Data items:
==*==

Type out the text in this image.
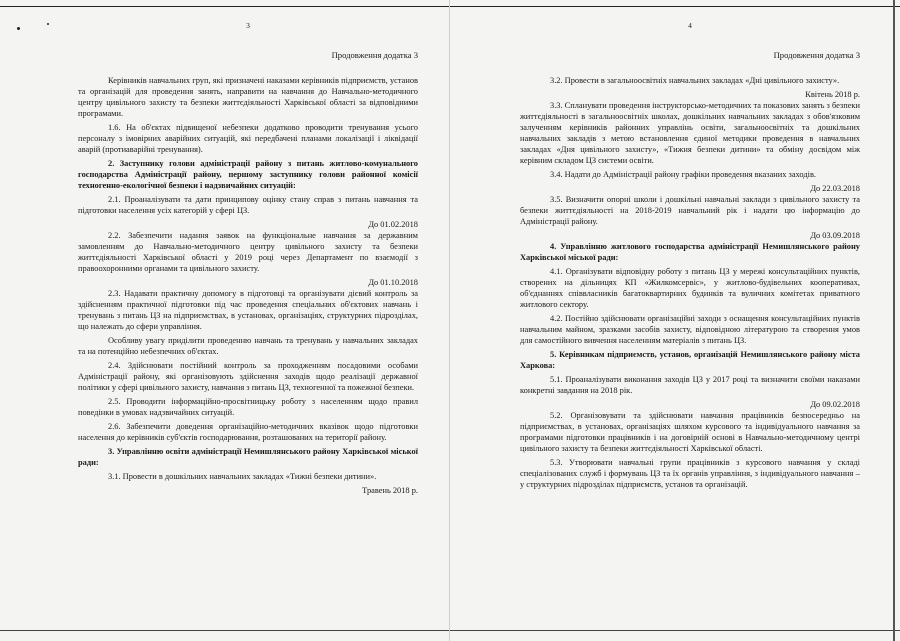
3
Продовження додатка 3

Керівників навчальних груп, які призначені наказами керівників підприємств, установ та організацій для проведення занять, направити на навчання до Навчально-методичного центру цивільного захисту та безпеки життєдіяльності Харківської області за відповідними програмами.

1.6. На об'єктах підвищеної небезпеки додатково проводити тренування усього персоналу з імовірних аварійних ситуацій, які передбачені планами локалізації і ліквідації аварій (протиаварійні тренування).

2. Заступнику голови адміністрації району з питань житлово-комунального господарства Адміністрації району, першому заступнику голови районної комісії техногенно-екологічної безпеки і надзвичайних ситуацій:

2.1. Проаналізувати та дати принципову оцінку стану справ з питань навчання та підготовки населення усіх категорій у сфері ЦЗ.

До 01.02.2018

2.2. Забезпечити надання заявок на функціональне навчання за державним замовленням до Навчально-методичного центру цивільного захисту та безпеки життєдіяльності Харківської області у 2019 році через Департамент по взаємодії з правоохоронними органами та цивільного захисту.

До 01.10.2018

2.3. Надавати практичну допомогу в підготовці та організувати дієвий контроль за здійсненням практичної підготовки під час проведення спеціальних об'єктових навчань і тренувань з питань ЦЗ на підприємствах, в установах, організаціях, структурних підрозділах, що належать до сфери управління.

Особливу увагу приділити проведенню навчань та тренувань у навчальних закладах та на потенційно небезпечних об'єктах.

2.4. Здійснювати постійний контроль за проходженням посадовими особами Адміністрації району, які організовують здійснення заходів щодо реалізації державної політики у сфері цивільного захисту, навчання з питань ЦЗ, техногенної та пожежної безпеки.

2.5. Проводити інформаційно-просвітницьку роботу з населенням щодо правил поведінки в умовах надзвичайних ситуацій.

2.6. Забезпечити доведення організаційно-методичних вказівок щодо підготовки населення до керівників суб'єктів господарювання, розташованих на території району.

3. Управлінню освіти адміністрації Немишлянського району Харківської міської ради:

3.1. Провести в дошкільних навчальних закладах «Тижні безпеки дитини».

Травень 2018 р.

4
Продовження додатка 3

3.2. Провести в загальноосвітніх навчальних закладах «Дні цивільного захисту».

Квітень 2018 р.

3.3. Спланувати проведення інструкторсько-методичних та показових занять з безпеки життєдіяльності в загальноосвітніх школах, дошкільних навчальних закладах з обов'язковим залученням керівників районних управлінь освіти, загальноосвітніх та дошкільних навчальних закладів з метою встановлення єдиної методики проведення в навчальних закладах «Дня цивільного захисту», «Тижня безпеки дитини» та обміну досвідом між керівним складом ЦЗ системи освіти.

3.4. Надати до Адміністрації району графіки проведення вказаних заходів.

До 22.03.2018

3.5. Визначити опорні школи і дошкільні навчальні заклади з цивільного захисту та безпеки життєдіяльності на 2018-2019 навчальний рік і надати цю інформацію до Адміністрації району.

До 03.09.2018

4. Управлінню житлового господарства адміністрації Немишлянського району Харківської міської ради:

4.1. Організувати відповідну роботу з питань ЦЗ у мережі консультаційних пунктів, створених на дільницях КП «Жилкомсервіс», у житлово-будівельних кооперативах, об'єднаннях співвласників багатоквартирних будинків та вуличних комітетах приватного житлового сектору.

4.2. Постійно здійснювати організаційні заходи з оснащення консультаційних пунктів навчальним майном, зразками засобів захисту, відповідною літературою та створення умов для самостійного вивчення населенням матеріалів з питань ЦЗ.

5. Керівникам підприємств, установ, організацій Немишлянського району міста Харкова:

5.1. Проаналізувати виконання заходів ЦЗ у 2017 році та визначити своїми наказами конкретні завдання на 2018 рік.

До 09.02.2018

5.2. Організовувати та здійснювати навчання працівників безпосередньо на підприємствах, в установах, організаціях шляхом курсового та індивідуального навчання за програмами підготовки працівників і на договірній основі в Навчально-методичному центрі цивільного захисту та безпеки життєдіяльності Харківської області.

5.3. Утворювати навчальні групи працівників з курсового навчання у складі спеціалізованих служб і формувань ЦЗ та їх органів управління, з індивідуального навчання –у структурних підрозділах підприємств, установ та організацій.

==*==

Aim: Show every line from the entries above in which the word "проведення" appears.

The response:
Керівників навчальних груп, які призначені наказами керівників підприємств, установ та організацій для проведення занять, направити на навчання до Навчально-методичного центру цивільного захисту та безпеки життєдіяльності Харківської області за відповідними програмами.
2.3. Надавати практичну допомогу в підготовці та організувати дієвий контроль за здійсненням практичної підготовки під час проведення спеціальних об'єктових навчань і тренувань з питань ЦЗ на підприємствах, в установах, організаціях, структурних підрозділах, що належать до сфери управління.
3.3. Спланувати проведення інструкторсько-методичних та показових занять з безпеки життєдіяльності в загальноосвітніх школах, дошкільних навчальних закладах з обов'язковим залученням керівників районних управлінь освіти, загальноосвітніх та дошкільних навчальних закладів з метою встановлення єдиної методики проведення в навчальних закладах «Дня цивільного захисту», «Тижня безпеки дитини» та обміну досвідом між керівним складом ЦЗ системи освіти.
3.4. Надати до Адміністрації району графіки проведення вказаних заходів.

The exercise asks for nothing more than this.